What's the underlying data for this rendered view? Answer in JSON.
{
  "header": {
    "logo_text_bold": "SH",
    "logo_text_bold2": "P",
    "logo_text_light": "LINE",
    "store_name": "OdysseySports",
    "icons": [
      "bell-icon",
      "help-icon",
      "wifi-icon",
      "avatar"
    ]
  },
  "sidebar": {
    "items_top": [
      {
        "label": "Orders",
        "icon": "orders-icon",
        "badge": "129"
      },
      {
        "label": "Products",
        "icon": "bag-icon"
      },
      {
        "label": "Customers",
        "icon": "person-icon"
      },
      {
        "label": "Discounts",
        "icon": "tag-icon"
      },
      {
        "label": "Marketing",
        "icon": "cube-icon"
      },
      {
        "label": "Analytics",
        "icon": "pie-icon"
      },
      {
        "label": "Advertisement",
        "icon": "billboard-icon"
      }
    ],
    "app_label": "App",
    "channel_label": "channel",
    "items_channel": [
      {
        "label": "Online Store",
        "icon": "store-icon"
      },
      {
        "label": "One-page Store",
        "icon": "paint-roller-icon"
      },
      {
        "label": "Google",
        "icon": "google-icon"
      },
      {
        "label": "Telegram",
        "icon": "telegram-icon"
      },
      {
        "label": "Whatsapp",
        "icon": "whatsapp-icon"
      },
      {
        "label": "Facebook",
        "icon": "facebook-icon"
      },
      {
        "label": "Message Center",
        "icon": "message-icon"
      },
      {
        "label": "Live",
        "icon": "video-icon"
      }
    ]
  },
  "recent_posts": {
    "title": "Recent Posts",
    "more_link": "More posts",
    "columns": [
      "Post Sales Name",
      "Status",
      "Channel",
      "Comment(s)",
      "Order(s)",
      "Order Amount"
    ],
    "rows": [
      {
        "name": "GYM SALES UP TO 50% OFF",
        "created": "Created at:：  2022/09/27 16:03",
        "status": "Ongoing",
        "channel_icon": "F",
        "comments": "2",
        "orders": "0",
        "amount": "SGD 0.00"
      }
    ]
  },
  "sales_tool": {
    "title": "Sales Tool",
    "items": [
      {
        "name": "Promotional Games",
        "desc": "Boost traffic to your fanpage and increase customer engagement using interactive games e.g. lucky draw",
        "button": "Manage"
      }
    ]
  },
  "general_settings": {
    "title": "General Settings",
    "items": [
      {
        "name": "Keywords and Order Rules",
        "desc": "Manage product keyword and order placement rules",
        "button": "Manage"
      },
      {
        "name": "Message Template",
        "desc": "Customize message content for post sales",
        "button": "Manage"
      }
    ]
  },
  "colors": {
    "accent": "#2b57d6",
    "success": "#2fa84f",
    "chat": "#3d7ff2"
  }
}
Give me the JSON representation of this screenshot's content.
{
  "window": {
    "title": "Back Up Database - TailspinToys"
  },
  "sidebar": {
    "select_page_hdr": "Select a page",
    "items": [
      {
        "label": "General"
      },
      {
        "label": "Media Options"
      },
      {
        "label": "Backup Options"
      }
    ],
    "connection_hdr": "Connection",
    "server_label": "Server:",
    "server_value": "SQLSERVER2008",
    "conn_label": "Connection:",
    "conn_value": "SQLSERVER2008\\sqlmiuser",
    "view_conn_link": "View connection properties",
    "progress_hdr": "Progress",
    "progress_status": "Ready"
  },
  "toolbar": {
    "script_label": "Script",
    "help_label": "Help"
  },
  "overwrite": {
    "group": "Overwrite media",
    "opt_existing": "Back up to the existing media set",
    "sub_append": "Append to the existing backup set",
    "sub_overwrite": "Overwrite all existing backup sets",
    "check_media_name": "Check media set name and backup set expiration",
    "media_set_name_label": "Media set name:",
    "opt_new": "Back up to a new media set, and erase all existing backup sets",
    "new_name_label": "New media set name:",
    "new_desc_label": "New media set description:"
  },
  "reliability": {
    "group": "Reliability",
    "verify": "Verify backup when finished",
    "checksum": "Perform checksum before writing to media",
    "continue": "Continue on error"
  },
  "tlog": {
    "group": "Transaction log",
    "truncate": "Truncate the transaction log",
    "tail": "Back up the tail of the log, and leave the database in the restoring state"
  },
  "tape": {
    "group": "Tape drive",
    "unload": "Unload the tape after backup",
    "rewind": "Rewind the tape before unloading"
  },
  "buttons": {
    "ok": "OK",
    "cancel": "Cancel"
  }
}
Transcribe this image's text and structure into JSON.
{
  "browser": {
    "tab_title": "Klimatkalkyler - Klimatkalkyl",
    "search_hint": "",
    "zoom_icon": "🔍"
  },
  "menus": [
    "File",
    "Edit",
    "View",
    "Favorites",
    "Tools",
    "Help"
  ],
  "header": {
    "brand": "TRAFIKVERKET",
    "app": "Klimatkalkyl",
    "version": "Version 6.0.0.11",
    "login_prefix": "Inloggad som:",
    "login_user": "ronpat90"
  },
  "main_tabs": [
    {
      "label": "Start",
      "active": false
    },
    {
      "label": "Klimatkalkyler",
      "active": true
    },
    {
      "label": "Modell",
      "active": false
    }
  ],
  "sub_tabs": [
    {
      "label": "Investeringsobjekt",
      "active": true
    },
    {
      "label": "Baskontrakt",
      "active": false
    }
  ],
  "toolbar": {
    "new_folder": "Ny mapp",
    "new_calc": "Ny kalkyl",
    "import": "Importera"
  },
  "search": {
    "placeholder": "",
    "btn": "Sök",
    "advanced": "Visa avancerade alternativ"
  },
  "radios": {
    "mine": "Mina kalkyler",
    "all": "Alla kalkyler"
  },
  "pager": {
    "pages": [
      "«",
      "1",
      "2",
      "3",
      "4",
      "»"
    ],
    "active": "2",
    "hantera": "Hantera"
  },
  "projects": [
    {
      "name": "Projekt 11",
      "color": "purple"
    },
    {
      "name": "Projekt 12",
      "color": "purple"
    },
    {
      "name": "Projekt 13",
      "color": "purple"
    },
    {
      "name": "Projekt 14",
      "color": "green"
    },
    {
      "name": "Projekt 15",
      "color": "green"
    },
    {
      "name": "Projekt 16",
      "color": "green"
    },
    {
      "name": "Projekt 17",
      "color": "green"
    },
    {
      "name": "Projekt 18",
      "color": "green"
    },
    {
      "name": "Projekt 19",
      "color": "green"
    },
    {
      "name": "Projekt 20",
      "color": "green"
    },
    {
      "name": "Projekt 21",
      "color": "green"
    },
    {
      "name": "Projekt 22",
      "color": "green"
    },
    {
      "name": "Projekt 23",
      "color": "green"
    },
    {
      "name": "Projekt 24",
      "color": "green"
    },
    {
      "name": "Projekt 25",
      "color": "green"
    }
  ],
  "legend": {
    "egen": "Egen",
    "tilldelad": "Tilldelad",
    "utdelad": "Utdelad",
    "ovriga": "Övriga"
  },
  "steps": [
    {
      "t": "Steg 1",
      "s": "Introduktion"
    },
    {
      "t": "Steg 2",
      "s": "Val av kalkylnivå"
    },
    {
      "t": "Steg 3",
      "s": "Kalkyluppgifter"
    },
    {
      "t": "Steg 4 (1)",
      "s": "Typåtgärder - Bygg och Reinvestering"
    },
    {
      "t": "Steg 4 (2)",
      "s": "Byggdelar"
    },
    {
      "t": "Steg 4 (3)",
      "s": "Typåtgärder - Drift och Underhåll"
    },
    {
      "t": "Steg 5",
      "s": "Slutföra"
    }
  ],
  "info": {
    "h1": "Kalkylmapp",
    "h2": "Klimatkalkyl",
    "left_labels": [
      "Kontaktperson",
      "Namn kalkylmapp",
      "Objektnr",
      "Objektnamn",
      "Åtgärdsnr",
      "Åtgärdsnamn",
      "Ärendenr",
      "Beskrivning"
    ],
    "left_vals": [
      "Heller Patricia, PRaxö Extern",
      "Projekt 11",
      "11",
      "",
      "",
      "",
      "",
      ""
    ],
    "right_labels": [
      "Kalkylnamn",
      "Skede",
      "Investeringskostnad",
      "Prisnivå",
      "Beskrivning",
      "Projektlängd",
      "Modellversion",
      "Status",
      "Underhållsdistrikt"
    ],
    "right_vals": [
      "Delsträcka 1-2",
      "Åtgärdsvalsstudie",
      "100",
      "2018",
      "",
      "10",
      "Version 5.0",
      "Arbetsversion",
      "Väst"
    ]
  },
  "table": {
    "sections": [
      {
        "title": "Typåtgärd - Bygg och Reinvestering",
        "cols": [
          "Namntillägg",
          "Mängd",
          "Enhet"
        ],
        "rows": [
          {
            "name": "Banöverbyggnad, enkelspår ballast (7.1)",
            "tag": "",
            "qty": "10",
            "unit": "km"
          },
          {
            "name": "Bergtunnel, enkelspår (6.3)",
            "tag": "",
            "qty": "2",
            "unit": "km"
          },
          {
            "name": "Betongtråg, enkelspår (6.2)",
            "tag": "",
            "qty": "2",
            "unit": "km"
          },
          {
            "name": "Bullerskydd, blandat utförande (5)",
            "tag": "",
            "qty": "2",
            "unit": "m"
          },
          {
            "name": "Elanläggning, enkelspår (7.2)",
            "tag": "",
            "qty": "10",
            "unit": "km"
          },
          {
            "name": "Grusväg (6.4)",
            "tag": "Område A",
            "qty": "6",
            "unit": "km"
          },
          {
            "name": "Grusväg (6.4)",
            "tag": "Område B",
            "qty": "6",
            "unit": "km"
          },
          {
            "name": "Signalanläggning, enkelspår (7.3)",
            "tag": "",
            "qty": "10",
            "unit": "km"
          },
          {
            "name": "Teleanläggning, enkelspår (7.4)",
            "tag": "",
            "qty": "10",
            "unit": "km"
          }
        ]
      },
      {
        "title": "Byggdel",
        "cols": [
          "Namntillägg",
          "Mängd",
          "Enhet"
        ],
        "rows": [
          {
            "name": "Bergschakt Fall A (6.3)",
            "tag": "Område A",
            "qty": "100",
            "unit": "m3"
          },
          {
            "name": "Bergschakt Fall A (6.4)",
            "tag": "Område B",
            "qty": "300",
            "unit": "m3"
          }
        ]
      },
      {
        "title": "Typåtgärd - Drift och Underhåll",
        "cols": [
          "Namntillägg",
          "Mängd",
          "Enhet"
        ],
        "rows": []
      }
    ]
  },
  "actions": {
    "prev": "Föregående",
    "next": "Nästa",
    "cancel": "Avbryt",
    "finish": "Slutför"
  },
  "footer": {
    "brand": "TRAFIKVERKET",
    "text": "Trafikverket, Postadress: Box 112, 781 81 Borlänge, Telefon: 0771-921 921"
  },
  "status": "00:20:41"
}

-*-*-

**Written request**
Your reply is one number: how many lines of the records above contain the word "Drift".

**Result of the exercise**
2